DIRECTIONS: In the entries below, find the lines with the word "name" and copy them.

(Dataset records)
----

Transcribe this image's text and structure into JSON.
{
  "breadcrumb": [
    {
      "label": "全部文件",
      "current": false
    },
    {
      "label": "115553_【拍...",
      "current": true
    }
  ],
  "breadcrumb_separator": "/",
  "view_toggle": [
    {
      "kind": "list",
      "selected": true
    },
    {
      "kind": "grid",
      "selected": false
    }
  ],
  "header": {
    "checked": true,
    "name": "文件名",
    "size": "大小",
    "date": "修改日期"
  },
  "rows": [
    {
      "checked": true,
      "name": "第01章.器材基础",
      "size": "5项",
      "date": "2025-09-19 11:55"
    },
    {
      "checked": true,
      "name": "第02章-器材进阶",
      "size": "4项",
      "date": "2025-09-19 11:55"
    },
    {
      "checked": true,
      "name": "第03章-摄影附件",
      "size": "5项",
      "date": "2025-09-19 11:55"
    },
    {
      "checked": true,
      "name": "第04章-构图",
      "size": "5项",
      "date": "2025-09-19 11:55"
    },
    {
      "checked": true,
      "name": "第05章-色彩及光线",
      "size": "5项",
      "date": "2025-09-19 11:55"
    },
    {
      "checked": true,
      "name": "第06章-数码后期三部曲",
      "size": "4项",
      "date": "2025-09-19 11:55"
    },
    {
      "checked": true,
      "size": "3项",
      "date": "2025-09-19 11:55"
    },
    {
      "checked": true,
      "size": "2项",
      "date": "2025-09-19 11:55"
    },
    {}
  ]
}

----

OUTPUT OF THE TASK:
    "name": "文件名",
      "name": "第01章.器材基础",
      "name": "第02章-器材进阶",
      "name": "第03章-摄影附件",
      "name": "第04章-构图",
      "name": "第05章-色彩及光线",
      "name": "第06章-数码后期三部曲",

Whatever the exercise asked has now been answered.